- **Your instructions**: The data below should be printed in full, exactly, and without any of its images.

- **Records**:

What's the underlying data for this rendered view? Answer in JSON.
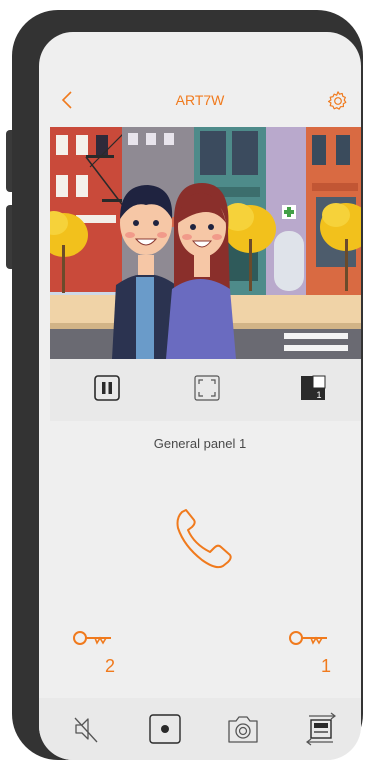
{
  "header": {
    "title": "ART7W",
    "back_icon": "chevron-left-icon",
    "settings_icon": "gear-icon"
  },
  "video": {
    "description_icon": "camera-feed-image"
  },
  "controls": {
    "items": [
      "pause-icon",
      "fullscreen-icon",
      "camera-switch-icon"
    ],
    "camera_badge": "1"
  },
  "panel": {
    "label": "General panel 1"
  },
  "call": {
    "icon": "phone-icon"
  },
  "locks": {
    "left_number": "2",
    "right_number": "1",
    "icon": "key-icon"
  },
  "toolbar": {
    "items": [
      "mute-icon",
      "record-icon",
      "snapshot-icon",
      "panel-switch-icon"
    ]
  },
  "colors": {
    "accent": "#f07a1d",
    "phone_body": "#333333",
    "screen_bg": "#efefef",
    "panel_bg": "#e9e9e9"
  }
}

- **Task response**:
What's the underlying data for this rendered view? Answer in JSON.
{
  "header": {
    "title": "ART7W",
    "back_icon": "chevron-left-icon",
    "settings_icon": "gear-icon"
  },
  "video": {
    "description_icon": "camera-feed-image"
  },
  "controls": {
    "items": [
      "pause-icon",
      "fullscreen-icon",
      "camera-switch-icon"
    ],
    "camera_badge": "1"
  },
  "panel": {
    "label": "General panel 1"
  },
  "call": {
    "icon": "phone-icon"
  },
  "locks": {
    "left_number": "2",
    "right_number": "1",
    "icon": "key-icon"
  },
  "toolbar": {
    "items": [
      "mute-icon",
      "record-icon",
      "snapshot-icon",
      "panel-switch-icon"
    ]
  },
  "colors": {
    "accent": "#f07a1d",
    "phone_body": "#333333",
    "screen_bg": "#efefef",
    "panel_bg": "#e9e9e9"
  }
}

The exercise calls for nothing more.